*TASK DETAILS*.
Using the data below, copy each line that includes the word "caption".
-- start of MATERIAL TO PROCESS --
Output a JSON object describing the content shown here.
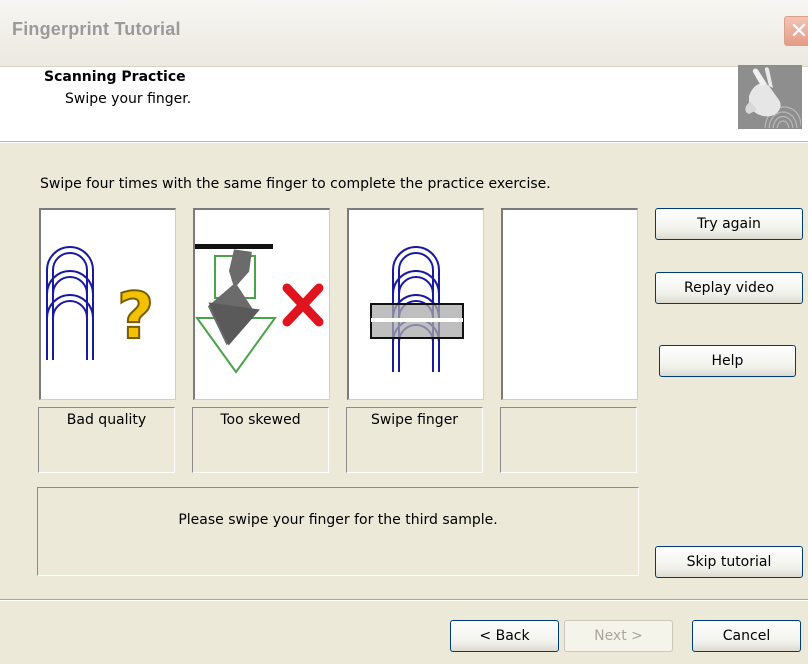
{
  "window": {
    "title": "Fingerprint Tutorial",
    "close_symbol": "✕"
  },
  "header": {
    "title": "Scanning Practice",
    "subtitle": "Swipe your finger.",
    "image_icon": "hand-fingerprint-image"
  },
  "instruction": "Swipe four times with the same finger to complete the practice exercise.",
  "samples": [
    {
      "icon": "fingerprint-question-icon",
      "caption": "Bad quality"
    },
    {
      "icon": "skewed-arrow-x-icon",
      "caption": "Too skewed"
    },
    {
      "icon": "fingerprint-swipe-icon",
      "caption": "Swipe finger"
    },
    {
      "icon": "",
      "caption": ""
    }
  ],
  "message": "Please swipe your finger for the third sample.",
  "side_buttons": {
    "try_again": "Try again",
    "replay_video": "Replay video",
    "help": "Help",
    "skip_tutorial": "Skip tutorial"
  },
  "footer_buttons": {
    "back": "< Back",
    "next": "Next >",
    "cancel": "Cancel"
  },
  "colors": {
    "fingerprint_arc": "#1a1aa0",
    "question_mark": "#f2c200",
    "error_x": "#e0141e",
    "outline_green": "#4aa24a"
  }
}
-- end of MATERIAL TO PROCESS --
*TASK OUTPUT*.
      "caption": "Bad quality"
      "caption": "Too skewed"
      "caption": "Swipe finger"
      "caption": ""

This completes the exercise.